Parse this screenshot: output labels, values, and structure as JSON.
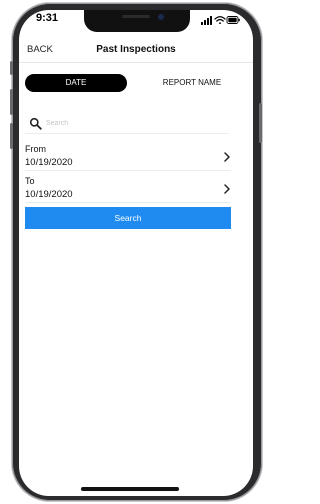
{
  "status_bar": {
    "time": "9:31",
    "icons": [
      "signal-icon",
      "wifi-icon",
      "battery-icon"
    ]
  },
  "nav": {
    "back_label": "BACK",
    "title": "Past Inspections"
  },
  "segment": {
    "options": [
      "DATE",
      "REPORT NAME"
    ],
    "selected": "DATE"
  },
  "search": {
    "placeholder": "Search",
    "value": ""
  },
  "from": {
    "label": "From",
    "value": "10/19/2020"
  },
  "to": {
    "label": "To",
    "value": "10/19/2020"
  },
  "search_button": {
    "label": "Search"
  },
  "colors": {
    "accent": "#1f8bf0",
    "segment_selected": "#000000"
  }
}
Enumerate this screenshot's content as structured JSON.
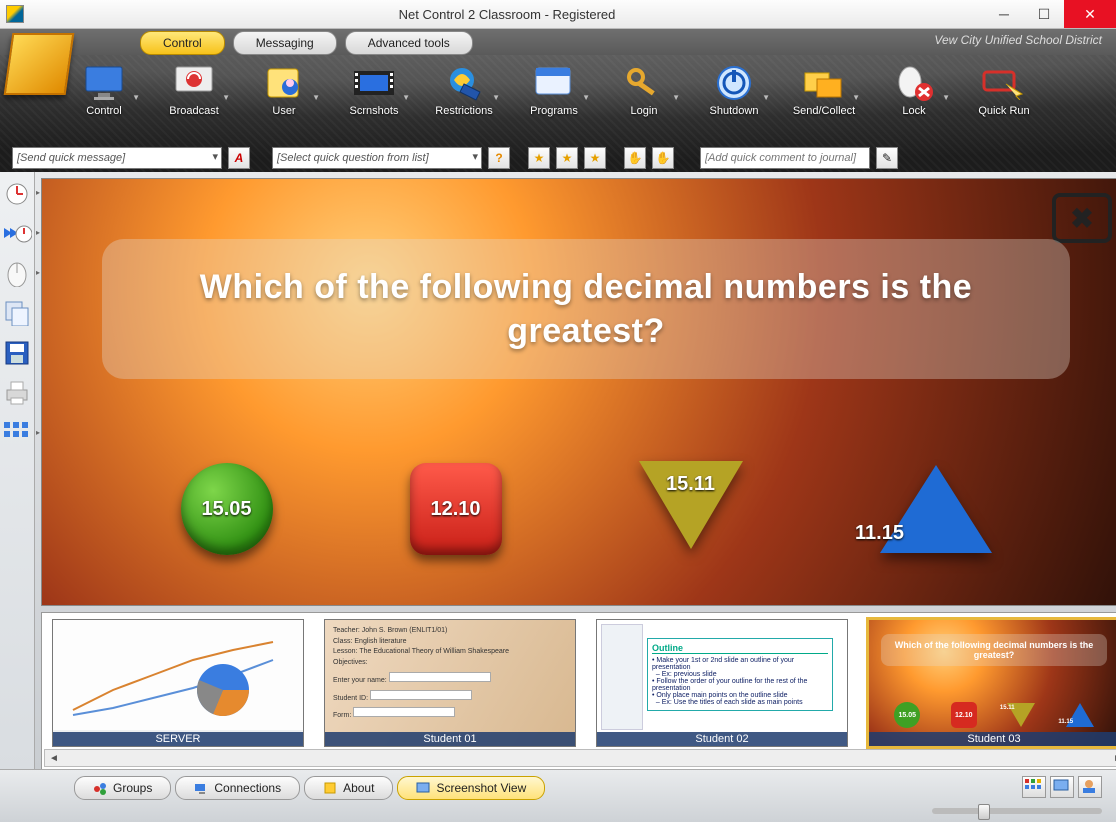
{
  "window": {
    "title": "Net Control 2 Classroom - Registered"
  },
  "org": "Vew City Unified School District",
  "tabs": {
    "control": "Control",
    "messaging": "Messaging",
    "advanced": "Advanced tools"
  },
  "toolbar": [
    {
      "id": "control",
      "label": "Control"
    },
    {
      "id": "broadcast",
      "label": "Broadcast"
    },
    {
      "id": "user",
      "label": "User"
    },
    {
      "id": "scrnshots",
      "label": "Scrnshots"
    },
    {
      "id": "restrictions",
      "label": "Restrictions"
    },
    {
      "id": "programs",
      "label": "Programs"
    },
    {
      "id": "login",
      "label": "Login"
    },
    {
      "id": "shutdown",
      "label": "Shutdown"
    },
    {
      "id": "sendcollect",
      "label": "Send/Collect"
    },
    {
      "id": "lock",
      "label": "Lock"
    },
    {
      "id": "quickrun",
      "label": "Quick Run"
    }
  ],
  "quickbar": {
    "message_placeholder": "[Send quick message]",
    "question_placeholder": "[Select quick question from list]",
    "journal_placeholder": "[Add quick comment to journal]"
  },
  "slide": {
    "question": "Which of the following decimal numbers is the greatest?",
    "answers": {
      "a": "15.05",
      "b": "12.10",
      "c": "15.11",
      "d": "11.15"
    }
  },
  "thumbs": [
    {
      "id": "server",
      "label": "SERVER"
    },
    {
      "id": "s1",
      "label": "Student 01"
    },
    {
      "id": "s2",
      "label": "Student 02"
    },
    {
      "id": "s3",
      "label": "Student 03"
    }
  ],
  "bottom_tabs": {
    "groups": "Groups",
    "connections": "Connections",
    "about": "About",
    "screenshot": "Screenshot View"
  }
}
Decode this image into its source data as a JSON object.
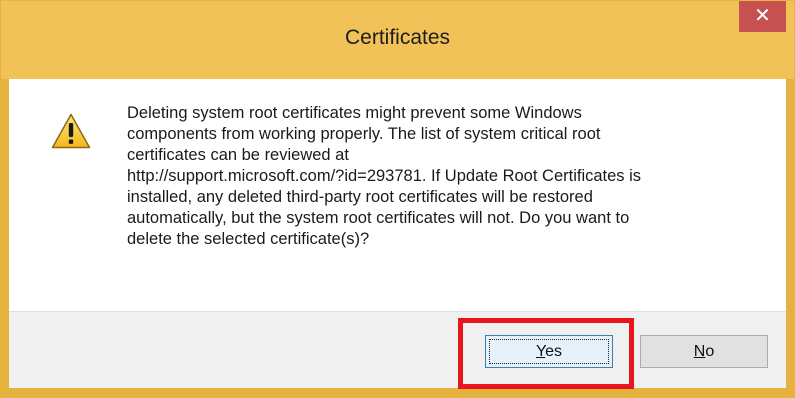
{
  "window": {
    "title": "Certificates",
    "close_glyph": "✕"
  },
  "message": {
    "icon": "warning-icon",
    "text": "Deleting system root certificates might prevent some Windows\ncomponents from working properly. The list of system critical root\ncertificates can be reviewed at\nhttp://support.microsoft.com/?id=293781. If Update Root Certificates is\ninstalled, any deleted third-party root certificates will be restored\nautomatically, but the system root certificates will not. Do you want to\ndelete the selected certificate(s)?"
  },
  "buttons": {
    "yes": {
      "mnemonic": "Y",
      "rest": "es"
    },
    "no": {
      "mnemonic": "N",
      "rest": "o"
    }
  },
  "colors": {
    "title_bar": "#f0c257",
    "close_button": "#c75050",
    "highlight": "#e8141e"
  }
}
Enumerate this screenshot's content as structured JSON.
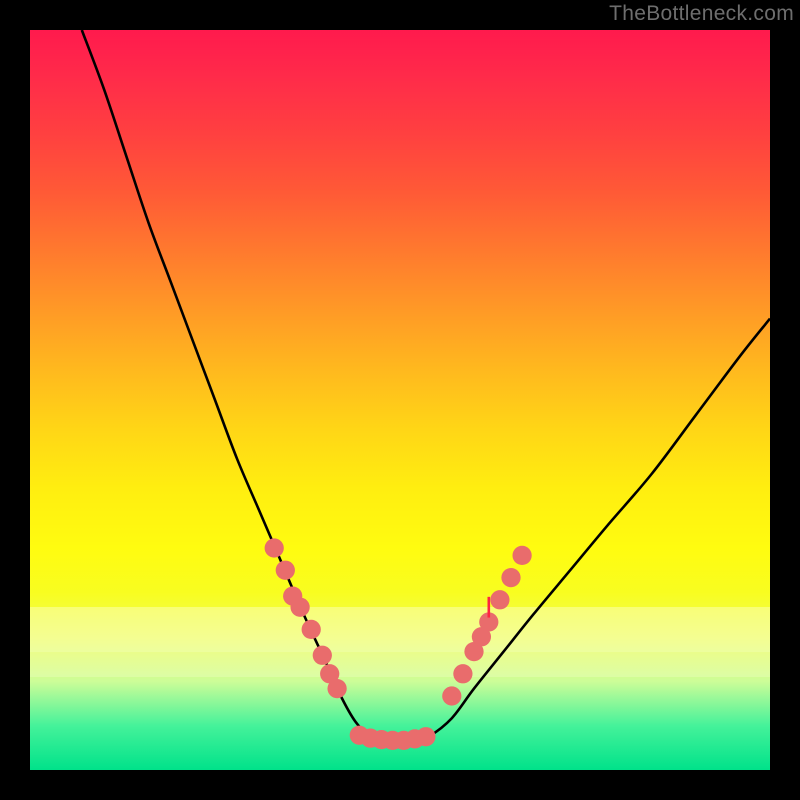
{
  "watermark": "TheBottleneck.com",
  "chart_data": {
    "type": "line",
    "title": "",
    "xlabel": "",
    "ylabel": "",
    "xlim": [
      0,
      100
    ],
    "ylim": [
      0,
      100
    ],
    "grid": false,
    "legend": false,
    "series": [
      {
        "name": "bottleneck-curve",
        "color": "#000000",
        "x": [
          7,
          10,
          13,
          16,
          19,
          22,
          25,
          28,
          31,
          34,
          37,
          40,
          42,
          44,
          46,
          48,
          50,
          52,
          54,
          57,
          60,
          64,
          68,
          73,
          78,
          84,
          90,
          96,
          100
        ],
        "y": [
          100,
          92,
          83,
          74,
          66,
          58,
          50,
          42,
          35,
          28,
          21,
          14.5,
          10,
          6.5,
          4.5,
          4,
          4,
          4,
          4.6,
          7,
          11,
          16,
          21,
          27,
          33,
          40,
          48,
          56,
          61
        ]
      }
    ],
    "markers": {
      "name": "clustered-points",
      "color": "#e96c6c",
      "radius": 1.3,
      "points": [
        {
          "x": 33,
          "y": 30
        },
        {
          "x": 34.5,
          "y": 27
        },
        {
          "x": 35.5,
          "y": 23.5
        },
        {
          "x": 36.5,
          "y": 22
        },
        {
          "x": 38,
          "y": 19
        },
        {
          "x": 39.5,
          "y": 15.5
        },
        {
          "x": 40.5,
          "y": 13
        },
        {
          "x": 41.5,
          "y": 11
        },
        {
          "x": 44.5,
          "y": 4.7
        },
        {
          "x": 46,
          "y": 4.3
        },
        {
          "x": 47.5,
          "y": 4.1
        },
        {
          "x": 49,
          "y": 4.0
        },
        {
          "x": 50.5,
          "y": 4.0
        },
        {
          "x": 52,
          "y": 4.2
        },
        {
          "x": 53.5,
          "y": 4.5
        },
        {
          "x": 57,
          "y": 10
        },
        {
          "x": 58.5,
          "y": 13
        },
        {
          "x": 60,
          "y": 16
        },
        {
          "x": 61,
          "y": 18
        },
        {
          "x": 62,
          "y": 20
        },
        {
          "x": 63.5,
          "y": 23
        },
        {
          "x": 65,
          "y": 26
        },
        {
          "x": 66.5,
          "y": 29
        }
      ]
    },
    "tick_mark": {
      "x": 62,
      "y": 22,
      "len": 1.4,
      "color": "#ff2540"
    }
  }
}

◆ **What to produce**
Return the whole listing, word for word, and leave out every picture.

◆ **Answer for this exercise**
Parse this screenshot: output labels, values, and structure as JSON.
{
  "status_bar": {
    "time": "9:31",
    "icons": [
      "signal-icon",
      "wifi-icon",
      "battery-icon"
    ]
  },
  "nav": {
    "back_label": "BACK",
    "title": "Past Inspections"
  },
  "segment": {
    "options": [
      "DATE",
      "REPORT NAME"
    ],
    "selected": "DATE"
  },
  "search": {
    "placeholder": "Search",
    "value": ""
  },
  "from": {
    "label": "From",
    "value": "10/19/2020"
  },
  "to": {
    "label": "To",
    "value": "10/19/2020"
  },
  "search_button": {
    "label": "Search"
  },
  "colors": {
    "accent": "#1f8bf0",
    "segment_selected": "#000000"
  }
}
Enumerate this screenshot's content as structured JSON.
{
  "window": {
    "title": "Net Control 2 Classroom - Registered"
  },
  "org": "Vew City Unified School District",
  "tabs": {
    "control": "Control",
    "messaging": "Messaging",
    "advanced": "Advanced tools"
  },
  "toolbar": [
    {
      "id": "control",
      "label": "Control"
    },
    {
      "id": "broadcast",
      "label": "Broadcast"
    },
    {
      "id": "user",
      "label": "User"
    },
    {
      "id": "scrnshots",
      "label": "Scrnshots"
    },
    {
      "id": "restrictions",
      "label": "Restrictions"
    },
    {
      "id": "programs",
      "label": "Programs"
    },
    {
      "id": "login",
      "label": "Login"
    },
    {
      "id": "shutdown",
      "label": "Shutdown"
    },
    {
      "id": "sendcollect",
      "label": "Send/Collect"
    },
    {
      "id": "lock",
      "label": "Lock"
    },
    {
      "id": "quickrun",
      "label": "Quick Run"
    }
  ],
  "quickbar": {
    "message_placeholder": "[Send quick message]",
    "question_placeholder": "[Select quick question from list]",
    "journal_placeholder": "[Add quick comment to journal]"
  },
  "slide": {
    "question": "Which of the following decimal numbers is the greatest?",
    "answers": {
      "a": "15.05",
      "b": "12.10",
      "c": "15.11",
      "d": "11.15"
    }
  },
  "thumbs": [
    {
      "id": "server",
      "label": "SERVER"
    },
    {
      "id": "s1",
      "label": "Student 01"
    },
    {
      "id": "s2",
      "label": "Student 02"
    },
    {
      "id": "s3",
      "label": "Student 03"
    }
  ],
  "bottom_tabs": {
    "groups": "Groups",
    "connections": "Connections",
    "about": "About",
    "screenshot": "Screenshot View"
  }
}
Decode this image into its source data as a JSON object.
{
  "window": {
    "title": "Certificates",
    "close_glyph": "✕"
  },
  "message": {
    "icon": "warning-icon",
    "text": "Deleting system root certificates might prevent some Windows\ncomponents from working properly. The list of system critical root\ncertificates can be reviewed at\nhttp://support.microsoft.com/?id=293781. If Update Root Certificates is\ninstalled, any deleted third-party root certificates will be restored\nautomatically, but the system root certificates will not. Do you want to\ndelete the selected certificate(s)?"
  },
  "buttons": {
    "yes": {
      "mnemonic": "Y",
      "rest": "es"
    },
    "no": {
      "mnemonic": "N",
      "rest": "o"
    }
  },
  "colors": {
    "title_bar": "#f0c257",
    "close_button": "#c75050",
    "highlight": "#e8141e"
  }
}
Enumerate this screenshot's content as structured JSON.
{
  "watermark": "TheBottleneck.com",
  "chart_data": {
    "type": "line",
    "title": "",
    "xlabel": "",
    "ylabel": "",
    "xlim": [
      0,
      100
    ],
    "ylim": [
      0,
      100
    ],
    "grid": false,
    "legend": false,
    "series": [
      {
        "name": "bottleneck-curve",
        "color": "#000000",
        "x": [
          7,
          10,
          13,
          16,
          19,
          22,
          25,
          28,
          31,
          34,
          37,
          40,
          42,
          44,
          46,
          48,
          50,
          52,
          54,
          57,
          60,
          64,
          68,
          73,
          78,
          84,
          90,
          96,
          100
        ],
        "y": [
          100,
          92,
          83,
          74,
          66,
          58,
          50,
          42,
          35,
          28,
          21,
          14.5,
          10,
          6.5,
          4.5,
          4,
          4,
          4,
          4.6,
          7,
          11,
          16,
          21,
          27,
          33,
          40,
          48,
          56,
          61
        ]
      }
    ],
    "markers": {
      "name": "clustered-points",
      "color": "#e96c6c",
      "radius": 1.3,
      "points": [
        {
          "x": 33,
          "y": 30
        },
        {
          "x": 34.5,
          "y": 27
        },
        {
          "x": 35.5,
          "y": 23.5
        },
        {
          "x": 36.5,
          "y": 22
        },
        {
          "x": 38,
          "y": 19
        },
        {
          "x": 39.5,
          "y": 15.5
        },
        {
          "x": 40.5,
          "y": 13
        },
        {
          "x": 41.5,
          "y": 11
        },
        {
          "x": 44.5,
          "y": 4.7
        },
        {
          "x": 46,
          "y": 4.3
        },
        {
          "x": 47.5,
          "y": 4.1
        },
        {
          "x": 49,
          "y": 4.0
        },
        {
          "x": 50.5,
          "y": 4.0
        },
        {
          "x": 52,
          "y": 4.2
        },
        {
          "x": 53.5,
          "y": 4.5
        },
        {
          "x": 57,
          "y": 10
        },
        {
          "x": 58.5,
          "y": 13
        },
        {
          "x": 60,
          "y": 16
        },
        {
          "x": 61,
          "y": 18
        },
        {
          "x": 62,
          "y": 20
        },
        {
          "x": 63.5,
          "y": 23
        },
        {
          "x": 65,
          "y": 26
        },
        {
          "x": 66.5,
          "y": 29
        }
      ]
    },
    "tick_mark": {
      "x": 62,
      "y": 22,
      "len": 1.4,
      "color": "#ff2540"
    }
  }
}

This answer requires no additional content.